## Your instructions
Copy the listing below in full and skip every picture.

## Records supplied

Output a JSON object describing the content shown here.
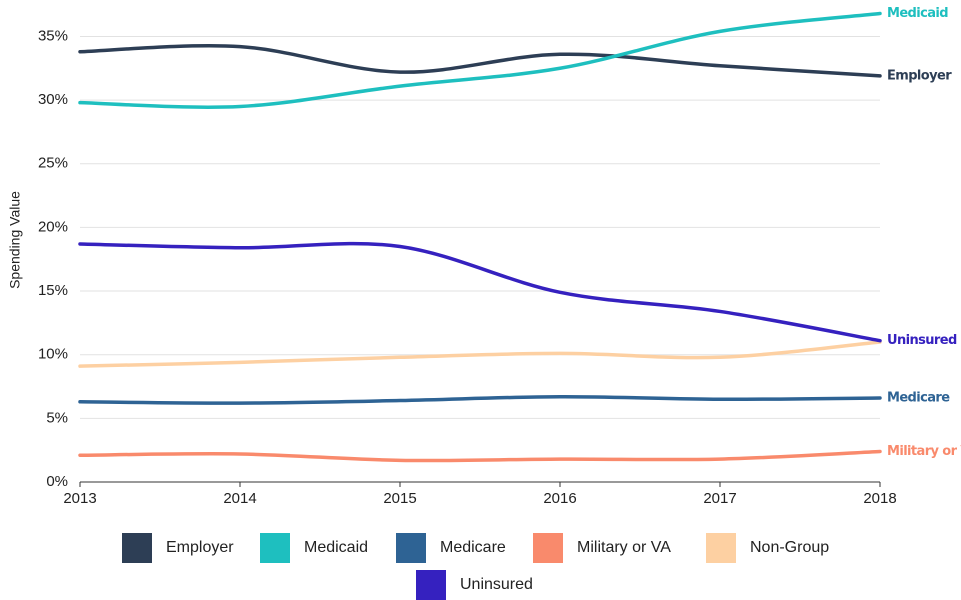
{
  "chart_data": {
    "type": "line",
    "y_label": "Spending Value",
    "x": [
      2013,
      2014,
      2015,
      2016,
      2017,
      2018
    ],
    "xlim": [
      2013,
      2018
    ],
    "xticks": [
      2013,
      2014,
      2015,
      2016,
      2017,
      2018
    ],
    "ylim": [
      0,
      37
    ],
    "yticks": [
      {
        "value": 0,
        "label": "0%"
      },
      {
        "value": 5,
        "label": "5%"
      },
      {
        "value": 10,
        "label": "10%"
      },
      {
        "value": 15,
        "label": "15%"
      },
      {
        "value": 20,
        "label": "20%"
      },
      {
        "value": 25,
        "label": "25%"
      },
      {
        "value": 30,
        "label": "30%"
      },
      {
        "value": 35,
        "label": "35%"
      }
    ],
    "grid": true,
    "series": [
      {
        "name": "Employer",
        "color": "#2d3e55",
        "values": [
          33.8,
          34.2,
          32.2,
          33.6,
          32.7,
          31.9
        ],
        "end_label": true
      },
      {
        "name": "Medicaid",
        "color": "#1ebfbf",
        "values": [
          29.8,
          29.5,
          31.1,
          32.5,
          35.4,
          36.8
        ],
        "end_label": true
      },
      {
        "name": "Medicare",
        "color": "#2e6394",
        "values": [
          6.3,
          6.2,
          6.4,
          6.7,
          6.5,
          6.6
        ],
        "end_label": true
      },
      {
        "name": "Military or VA",
        "color": "#f98a6c",
        "values": [
          2.1,
          2.2,
          1.7,
          1.8,
          1.8,
          2.4
        ],
        "end_label": true
      },
      {
        "name": "Non-Group",
        "color": "#fdd0a2",
        "values": [
          9.1,
          9.4,
          9.8,
          10.1,
          9.8,
          11.0
        ],
        "end_label": false
      },
      {
        "name": "Uninsured",
        "color": "#3521bf",
        "values": [
          18.7,
          18.4,
          18.5,
          14.9,
          13.4,
          11.1
        ],
        "end_label": true
      }
    ]
  }
}
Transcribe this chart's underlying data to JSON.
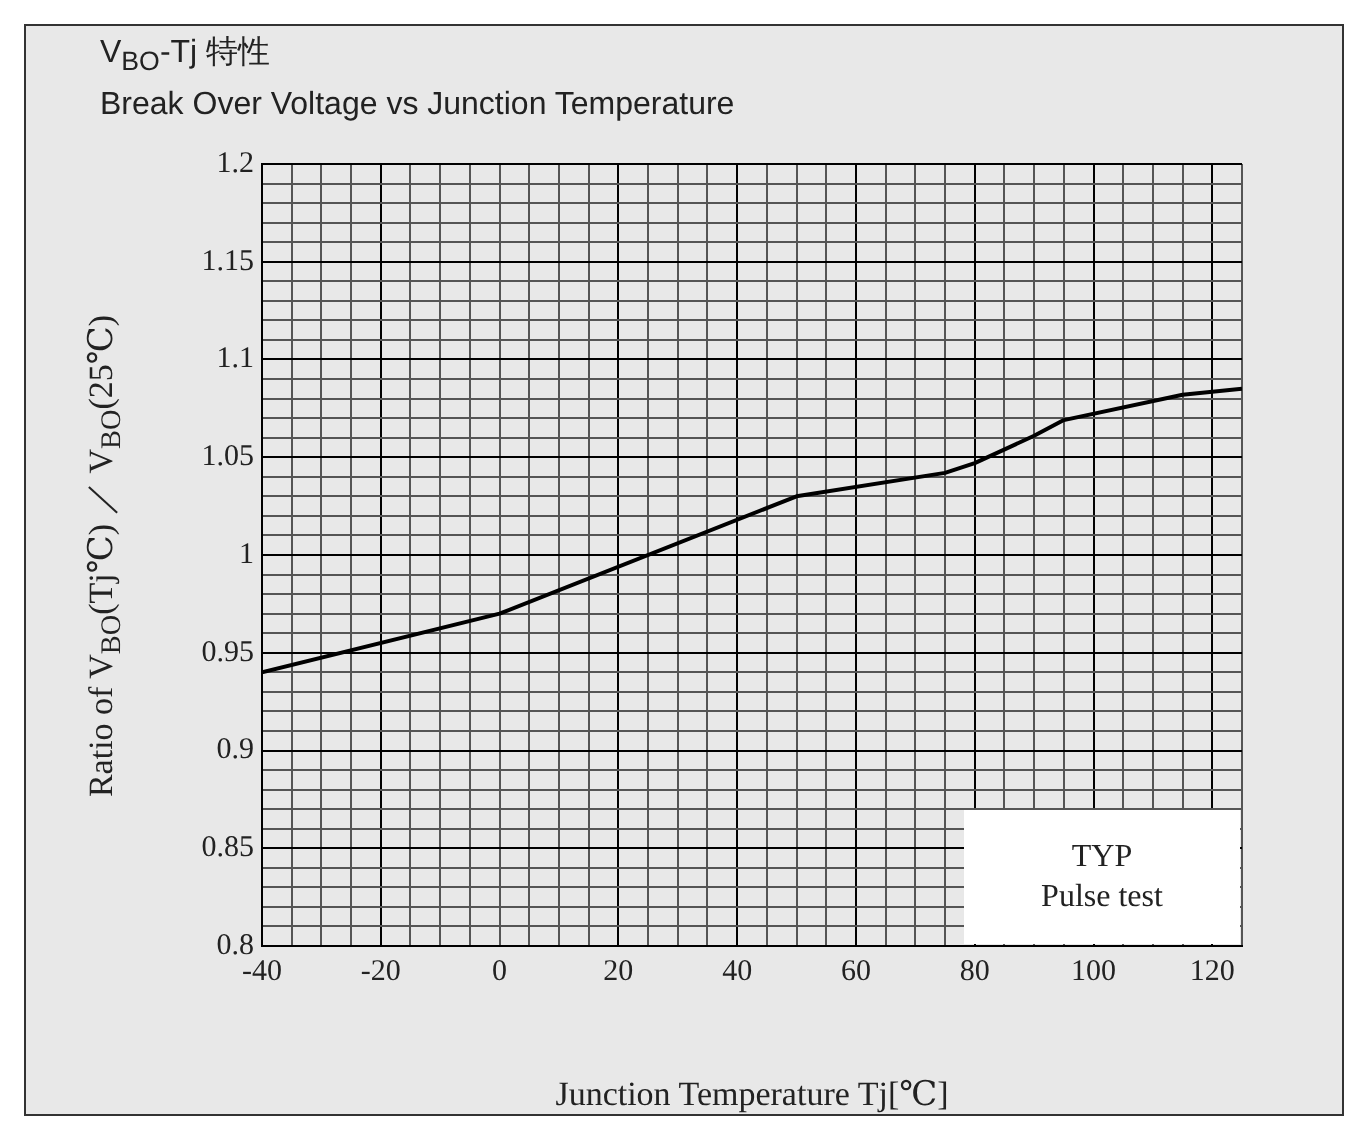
{
  "chart_data": {
    "type": "line",
    "title": "V$_{BO}$-Tj 特性",
    "subtitle": "Break Over Voltage vs Junction Temperature",
    "xlabel": "Junction Temperature Tj[℃]",
    "ylabel": "Ratio of V$_{BO}$(Tj℃) ／ V$_{BO}$(25℃)",
    "x": [
      -40,
      0,
      50,
      75,
      80,
      90,
      95,
      115,
      125
    ],
    "series": [
      {
        "color": "#000000",
        "values": [
          0.94,
          0.97,
          1.03,
          1.042,
          1.047,
          1.061,
          1.069,
          1.082,
          1.085
        ]
      }
    ],
    "xlim": [
      -40,
      125
    ],
    "xticks": [
      -40,
      {
        "value": -35,
        "label": null
      },
      {
        "value": -30,
        "label": null
      },
      {
        "value": -25,
        "label": null
      },
      -20,
      {
        "value": -15,
        "label": null
      },
      {
        "value": -10,
        "label": null
      },
      {
        "value": -5,
        "label": null
      },
      0,
      {
        "value": 5,
        "label": null
      },
      {
        "value": 10,
        "label": null
      },
      {
        "value": 15,
        "label": null
      },
      20,
      {
        "value": 25,
        "label": null
      },
      {
        "value": 30,
        "label": null
      },
      {
        "value": 35,
        "label": null
      },
      40,
      {
        "value": 45,
        "label": null
      },
      {
        "value": 50,
        "label": null
      },
      {
        "value": 55,
        "label": null
      },
      60,
      {
        "value": 65,
        "label": null
      },
      {
        "value": 70,
        "label": null
      },
      {
        "value": 75,
        "label": null
      },
      80,
      {
        "value": 85,
        "label": null
      },
      {
        "value": 90,
        "label": null
      },
      {
        "value": 95,
        "label": null
      },
      100,
      {
        "value": 105,
        "label": null
      },
      {
        "value": 110,
        "label": null
      },
      {
        "value": 115,
        "label": null
      },
      120,
      {
        "value": 125,
        "label": null
      }
    ],
    "ylim": [
      0.8,
      1.2
    ],
    "yticks": [
      0.8,
      {
        "value": 0.81,
        "label": null
      },
      {
        "value": 0.82,
        "label": null
      },
      {
        "value": 0.83,
        "label": null
      },
      {
        "value": 0.84,
        "label": null
      },
      0.85,
      {
        "value": 0.86,
        "label": null
      },
      {
        "value": 0.87,
        "label": null
      },
      {
        "value": 0.88,
        "label": null
      },
      {
        "value": 0.89,
        "label": null
      },
      0.9,
      {
        "value": 0.91,
        "label": null
      },
      {
        "value": 0.92,
        "label": null
      },
      {
        "value": 0.93,
        "label": null
      },
      {
        "value": 0.94,
        "label": null
      },
      0.95,
      {
        "value": 0.96,
        "label": null
      },
      {
        "value": 0.97,
        "label": null
      },
      {
        "value": 0.98,
        "label": null
      },
      {
        "value": 0.99,
        "label": null
      },
      1,
      {
        "value": 1.01,
        "label": null
      },
      {
        "value": 1.02,
        "label": null
      },
      {
        "value": 1.03,
        "label": null
      },
      {
        "value": 1.04,
        "label": null
      },
      1.05,
      {
        "value": 1.06,
        "label": null
      },
      {
        "value": 1.07,
        "label": null
      },
      {
        "value": 1.08,
        "label": null
      },
      {
        "value": 1.09,
        "label": null
      },
      1.1,
      {
        "value": 1.11,
        "label": null
      },
      {
        "value": 1.12,
        "label": null
      },
      {
        "value": 1.13,
        "label": null
      },
      {
        "value": 1.14,
        "label": null
      },
      1.15,
      {
        "value": 1.16,
        "label": null
      },
      {
        "value": 1.17,
        "label": null
      },
      {
        "value": 1.18,
        "label": null
      },
      {
        "value": 1.19,
        "label": null
      },
      1.2
    ],
    "grid": true,
    "legend": false,
    "marker": "none",
    "line_style": "solid",
    "annotations": [
      "TYP",
      "Pulse test"
    ]
  }
}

## Complete answer
Output a JSON object describing the content shown here.
{
  "chart_data": {
    "type": "line",
    "y_label": "Spending Value",
    "x": [
      2013,
      2014,
      2015,
      2016,
      2017,
      2018
    ],
    "xlim": [
      2013,
      2018
    ],
    "xticks": [
      2013,
      2014,
      2015,
      2016,
      2017,
      2018
    ],
    "ylim": [
      0,
      37
    ],
    "yticks": [
      {
        "value": 0,
        "label": "0%"
      },
      {
        "value": 5,
        "label": "5%"
      },
      {
        "value": 10,
        "label": "10%"
      },
      {
        "value": 15,
        "label": "15%"
      },
      {
        "value": 20,
        "label": "20%"
      },
      {
        "value": 25,
        "label": "25%"
      },
      {
        "value": 30,
        "label": "30%"
      },
      {
        "value": 35,
        "label": "35%"
      }
    ],
    "grid": true,
    "series": [
      {
        "name": "Employer",
        "color": "#2d3e55",
        "values": [
          33.8,
          34.2,
          32.2,
          33.6,
          32.7,
          31.9
        ],
        "end_label": true
      },
      {
        "name": "Medicaid",
        "color": "#1ebfbf",
        "values": [
          29.8,
          29.5,
          31.1,
          32.5,
          35.4,
          36.8
        ],
        "end_label": true
      },
      {
        "name": "Medicare",
        "color": "#2e6394",
        "values": [
          6.3,
          6.2,
          6.4,
          6.7,
          6.5,
          6.6
        ],
        "end_label": true
      },
      {
        "name": "Military or VA",
        "color": "#f98a6c",
        "values": [
          2.1,
          2.2,
          1.7,
          1.8,
          1.8,
          2.4
        ],
        "end_label": true
      },
      {
        "name": "Non-Group",
        "color": "#fdd0a2",
        "values": [
          9.1,
          9.4,
          9.8,
          10.1,
          9.8,
          11.0
        ],
        "end_label": false
      },
      {
        "name": "Uninsured",
        "color": "#3521bf",
        "values": [
          18.7,
          18.4,
          18.5,
          14.9,
          13.4,
          11.1
        ],
        "end_label": true
      }
    ]
  }
}
Transcribe this chart's underlying data to JSON.
{
  "chart_data": {
    "type": "line",
    "title": "V$_{BO}$-Tj 特性",
    "subtitle": "Break Over Voltage vs Junction Temperature",
    "xlabel": "Junction Temperature Tj[℃]",
    "ylabel": "Ratio of V$_{BO}$(Tj℃) ／ V$_{BO}$(25℃)",
    "x": [
      -40,
      0,
      50,
      75,
      80,
      90,
      95,
      115,
      125
    ],
    "series": [
      {
        "color": "#000000",
        "values": [
          0.94,
          0.97,
          1.03,
          1.042,
          1.047,
          1.061,
          1.069,
          1.082,
          1.085
        ]
      }
    ],
    "xlim": [
      -40,
      125
    ],
    "xticks": [
      -40,
      {
        "value": -35,
        "label": null
      },
      {
        "value": -30,
        "label": null
      },
      {
        "value": -25,
        "label": null
      },
      -20,
      {
        "value": -15,
        "label": null
      },
      {
        "value": -10,
        "label": null
      },
      {
        "value": -5,
        "label": null
      },
      0,
      {
        "value": 5,
        "label": null
      },
      {
        "value": 10,
        "label": null
      },
      {
        "value": 15,
        "label": null
      },
      20,
      {
        "value": 25,
        "label": null
      },
      {
        "value": 30,
        "label": null
      },
      {
        "value": 35,
        "label": null
      },
      40,
      {
        "value": 45,
        "label": null
      },
      {
        "value": 50,
        "label": null
      },
      {
        "value": 55,
        "label": null
      },
      60,
      {
        "value": 65,
        "label": null
      },
      {
        "value": 70,
        "label": null
      },
      {
        "value": 75,
        "label": null
      },
      80,
      {
        "value": 85,
        "label": null
      },
      {
        "value": 90,
        "label": null
      },
      {
        "value": 95,
        "label": null
      },
      100,
      {
        "value": 105,
        "label": null
      },
      {
        "value": 110,
        "label": null
      },
      {
        "value": 115,
        "label": null
      },
      120,
      {
        "value": 125,
        "label": null
      }
    ],
    "ylim": [
      0.8,
      1.2
    ],
    "yticks": [
      0.8,
      {
        "value": 0.81,
        "label": null
      },
      {
        "value": 0.82,
        "label": null
      },
      {
        "value": 0.83,
        "label": null
      },
      {
        "value": 0.84,
        "label": null
      },
      0.85,
      {
        "value": 0.86,
        "label": null
      },
      {
        "value": 0.87,
        "label": null
      },
      {
        "value": 0.88,
        "label": null
      },
      {
        "value": 0.89,
        "label": null
      },
      0.9,
      {
        "value": 0.91,
        "label": null
      },
      {
        "value": 0.92,
        "label": null
      },
      {
        "value": 0.93,
        "label": null
      },
      {
        "value": 0.94,
        "label": null
      },
      0.95,
      {
        "value": 0.96,
        "label": null
      },
      {
        "value": 0.97,
        "label": null
      },
      {
        "value": 0.98,
        "label": null
      },
      {
        "value": 0.99,
        "label": null
      },
      1,
      {
        "value": 1.01,
        "label": null
      },
      {
        "value": 1.02,
        "label": null
      },
      {
        "value": 1.03,
        "label": null
      },
      {
        "value": 1.04,
        "label": null
      },
      1.05,
      {
        "value": 1.06,
        "label": null
      },
      {
        "value": 1.07,
        "label": null
      },
      {
        "value": 1.08,
        "label": null
      },
      {
        "value": 1.09,
        "label": null
      },
      1.1,
      {
        "value": 1.11,
        "label": null
      },
      {
        "value": 1.12,
        "label": null
      },
      {
        "value": 1.13,
        "label": null
      },
      {
        "value": 1.14,
        "label": null
      },
      1.15,
      {
        "value": 1.16,
        "label": null
      },
      {
        "value": 1.17,
        "label": null
      },
      {
        "value": 1.18,
        "label": null
      },
      {
        "value": 1.19,
        "label": null
      },
      1.2
    ],
    "grid": true,
    "legend": false,
    "marker": "none",
    "line_style": "solid",
    "annotations": [
      "TYP",
      "Pulse test"
    ]
  }
}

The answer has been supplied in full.